START SUPPLIED DATA
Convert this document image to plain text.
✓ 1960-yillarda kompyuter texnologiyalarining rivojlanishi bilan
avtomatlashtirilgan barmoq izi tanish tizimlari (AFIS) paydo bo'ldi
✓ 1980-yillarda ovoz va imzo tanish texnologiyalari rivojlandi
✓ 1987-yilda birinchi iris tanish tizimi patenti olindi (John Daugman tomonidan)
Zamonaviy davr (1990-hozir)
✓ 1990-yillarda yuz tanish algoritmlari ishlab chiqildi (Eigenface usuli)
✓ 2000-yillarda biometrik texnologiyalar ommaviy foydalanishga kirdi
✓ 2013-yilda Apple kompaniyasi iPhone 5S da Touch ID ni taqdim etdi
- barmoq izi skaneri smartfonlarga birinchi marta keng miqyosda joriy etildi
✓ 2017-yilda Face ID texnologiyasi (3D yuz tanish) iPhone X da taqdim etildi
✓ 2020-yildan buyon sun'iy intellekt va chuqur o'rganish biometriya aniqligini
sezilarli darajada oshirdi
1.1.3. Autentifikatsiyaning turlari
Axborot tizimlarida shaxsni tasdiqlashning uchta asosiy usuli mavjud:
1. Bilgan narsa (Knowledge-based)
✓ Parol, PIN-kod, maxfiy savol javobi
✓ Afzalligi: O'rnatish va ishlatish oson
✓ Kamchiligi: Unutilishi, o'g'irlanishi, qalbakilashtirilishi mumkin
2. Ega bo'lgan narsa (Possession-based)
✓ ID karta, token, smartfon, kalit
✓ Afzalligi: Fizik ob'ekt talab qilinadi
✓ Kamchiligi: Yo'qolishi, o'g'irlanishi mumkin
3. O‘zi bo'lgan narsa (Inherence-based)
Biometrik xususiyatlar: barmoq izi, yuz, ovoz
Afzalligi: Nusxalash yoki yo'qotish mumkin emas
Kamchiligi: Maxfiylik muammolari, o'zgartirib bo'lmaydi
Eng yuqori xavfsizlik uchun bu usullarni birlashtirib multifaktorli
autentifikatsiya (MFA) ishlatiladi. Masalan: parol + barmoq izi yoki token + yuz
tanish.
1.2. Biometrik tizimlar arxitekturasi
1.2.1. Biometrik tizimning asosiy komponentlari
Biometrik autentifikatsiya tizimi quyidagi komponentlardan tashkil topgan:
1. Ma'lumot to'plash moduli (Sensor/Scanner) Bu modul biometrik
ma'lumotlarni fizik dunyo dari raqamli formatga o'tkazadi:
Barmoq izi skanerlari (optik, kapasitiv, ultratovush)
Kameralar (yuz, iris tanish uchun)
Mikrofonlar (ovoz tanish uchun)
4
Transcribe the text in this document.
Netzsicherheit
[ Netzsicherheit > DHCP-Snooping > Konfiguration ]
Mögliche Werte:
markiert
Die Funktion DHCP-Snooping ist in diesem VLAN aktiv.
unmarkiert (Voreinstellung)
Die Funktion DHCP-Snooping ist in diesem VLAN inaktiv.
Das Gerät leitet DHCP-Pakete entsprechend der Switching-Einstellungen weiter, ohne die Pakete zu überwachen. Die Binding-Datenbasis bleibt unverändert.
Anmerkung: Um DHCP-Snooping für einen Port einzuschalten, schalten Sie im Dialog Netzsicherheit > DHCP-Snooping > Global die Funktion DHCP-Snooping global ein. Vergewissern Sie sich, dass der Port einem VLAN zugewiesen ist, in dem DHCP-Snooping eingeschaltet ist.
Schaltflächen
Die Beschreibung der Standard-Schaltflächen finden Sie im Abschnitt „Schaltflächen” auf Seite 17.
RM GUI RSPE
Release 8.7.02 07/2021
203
END SUPPLIED DATA
YOUR TASK | Identify every line above that includes the word "etildi", and show those lines.

RESPONSE BELOW |
- barmoq izi skaneri smartfonlarga birinchi marta keng miqyosda joriy etildi
✓ 2017-yilda Face ID texnologiyasi (3D yuz tanish) iPhone X da taqdim etildi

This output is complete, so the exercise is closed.